**Stored dataset items**
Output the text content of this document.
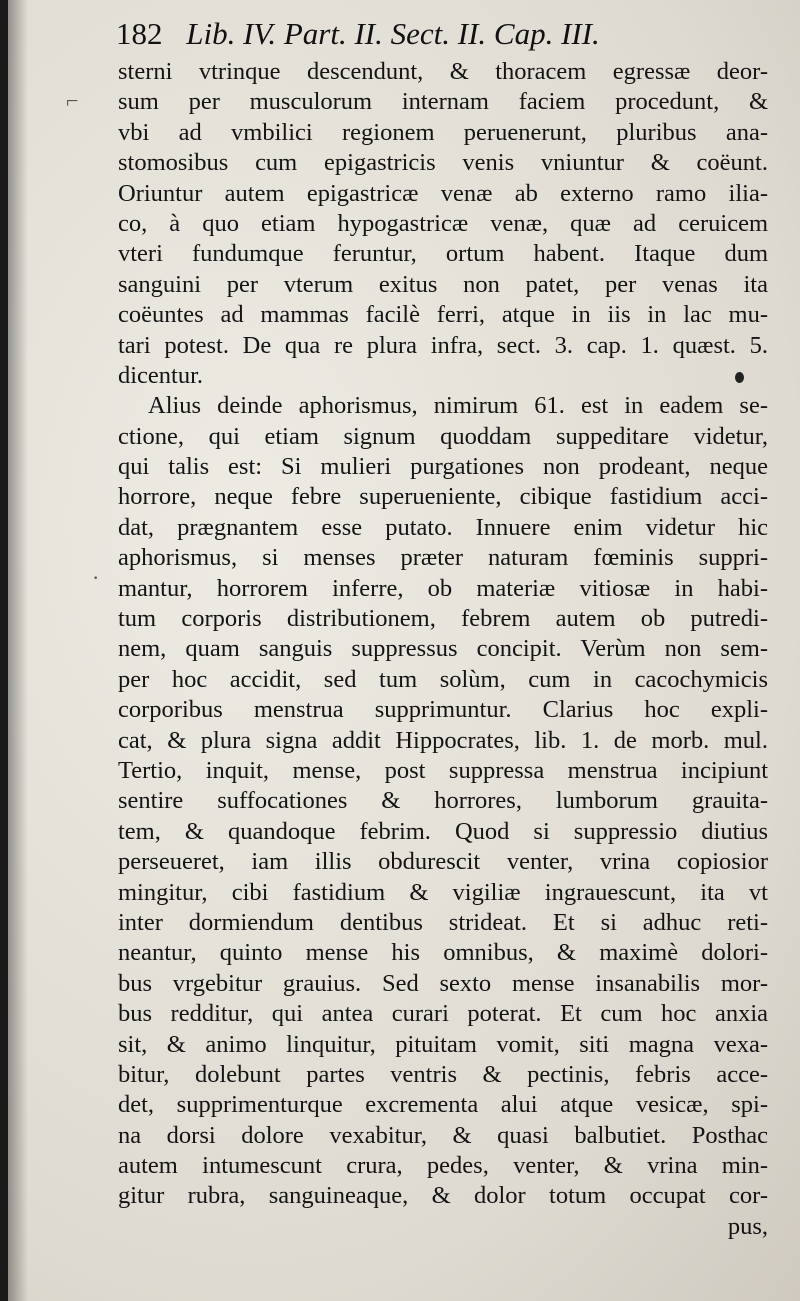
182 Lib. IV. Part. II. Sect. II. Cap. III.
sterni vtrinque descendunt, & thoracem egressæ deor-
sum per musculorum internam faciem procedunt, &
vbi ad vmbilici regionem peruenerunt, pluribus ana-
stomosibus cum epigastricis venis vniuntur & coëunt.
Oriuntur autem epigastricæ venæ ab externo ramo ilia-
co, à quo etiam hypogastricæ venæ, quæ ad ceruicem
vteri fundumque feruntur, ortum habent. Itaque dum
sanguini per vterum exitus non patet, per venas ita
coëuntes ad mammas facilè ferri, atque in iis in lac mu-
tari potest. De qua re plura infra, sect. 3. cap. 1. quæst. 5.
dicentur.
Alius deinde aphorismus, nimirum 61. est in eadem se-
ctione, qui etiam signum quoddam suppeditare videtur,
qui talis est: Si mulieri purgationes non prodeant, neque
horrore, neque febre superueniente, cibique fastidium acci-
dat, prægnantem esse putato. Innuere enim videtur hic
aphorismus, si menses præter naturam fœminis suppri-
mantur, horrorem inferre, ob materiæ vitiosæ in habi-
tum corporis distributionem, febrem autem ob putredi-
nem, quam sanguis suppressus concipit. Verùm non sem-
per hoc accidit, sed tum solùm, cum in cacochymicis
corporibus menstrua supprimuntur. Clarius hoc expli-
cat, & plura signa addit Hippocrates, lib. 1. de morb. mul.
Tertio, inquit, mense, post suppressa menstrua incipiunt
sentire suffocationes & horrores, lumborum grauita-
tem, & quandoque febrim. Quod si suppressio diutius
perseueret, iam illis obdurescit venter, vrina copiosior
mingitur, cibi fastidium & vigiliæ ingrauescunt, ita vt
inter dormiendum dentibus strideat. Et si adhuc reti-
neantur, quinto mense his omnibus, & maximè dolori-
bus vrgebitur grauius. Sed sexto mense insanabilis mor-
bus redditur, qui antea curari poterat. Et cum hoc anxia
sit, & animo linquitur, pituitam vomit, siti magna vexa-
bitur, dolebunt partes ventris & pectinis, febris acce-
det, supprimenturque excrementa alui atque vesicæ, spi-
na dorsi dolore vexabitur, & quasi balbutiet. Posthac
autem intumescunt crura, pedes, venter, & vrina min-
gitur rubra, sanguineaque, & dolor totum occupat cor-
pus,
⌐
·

---

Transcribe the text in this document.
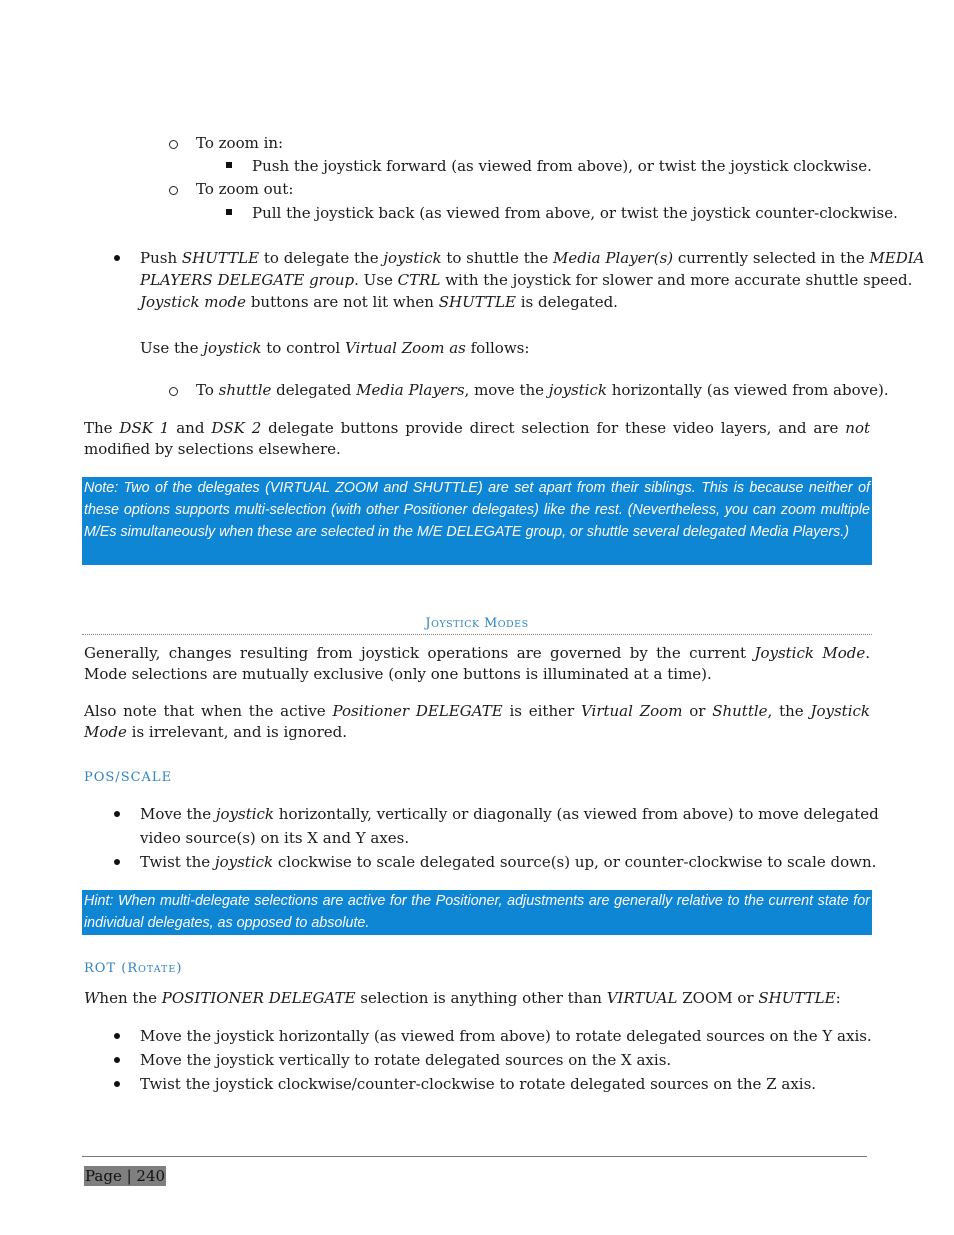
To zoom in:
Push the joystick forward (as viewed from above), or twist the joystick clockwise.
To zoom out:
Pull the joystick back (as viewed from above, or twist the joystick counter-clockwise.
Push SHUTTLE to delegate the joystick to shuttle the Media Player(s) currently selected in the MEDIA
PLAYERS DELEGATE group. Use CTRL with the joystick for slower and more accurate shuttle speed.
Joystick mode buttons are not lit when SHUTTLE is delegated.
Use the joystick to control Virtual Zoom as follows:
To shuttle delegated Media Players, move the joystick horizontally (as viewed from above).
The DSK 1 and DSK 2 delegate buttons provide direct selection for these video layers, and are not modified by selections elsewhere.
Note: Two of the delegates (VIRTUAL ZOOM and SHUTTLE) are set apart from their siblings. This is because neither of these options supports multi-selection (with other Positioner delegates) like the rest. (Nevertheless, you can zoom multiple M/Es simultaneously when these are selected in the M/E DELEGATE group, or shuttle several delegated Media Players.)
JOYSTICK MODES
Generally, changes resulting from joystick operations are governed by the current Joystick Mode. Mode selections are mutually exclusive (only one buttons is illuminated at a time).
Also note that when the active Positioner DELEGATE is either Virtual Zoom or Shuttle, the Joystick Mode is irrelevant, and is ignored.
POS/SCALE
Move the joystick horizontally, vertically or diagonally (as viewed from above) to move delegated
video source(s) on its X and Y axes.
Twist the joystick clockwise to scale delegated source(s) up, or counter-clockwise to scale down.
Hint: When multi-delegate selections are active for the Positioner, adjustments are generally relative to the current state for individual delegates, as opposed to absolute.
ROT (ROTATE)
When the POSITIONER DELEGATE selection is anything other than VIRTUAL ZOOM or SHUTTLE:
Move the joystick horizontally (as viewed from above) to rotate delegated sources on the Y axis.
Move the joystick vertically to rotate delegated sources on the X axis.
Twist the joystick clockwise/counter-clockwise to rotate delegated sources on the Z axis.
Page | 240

**PROBLEM**
Whichever lines contain the string "video", select and copy them.

**TASK RESPONSE**
The DSK 1 and DSK 2 delegate buttons provide direct selection for these video layers, and are not modified by selections elsewhere.
video source(s) on its X and Y axes.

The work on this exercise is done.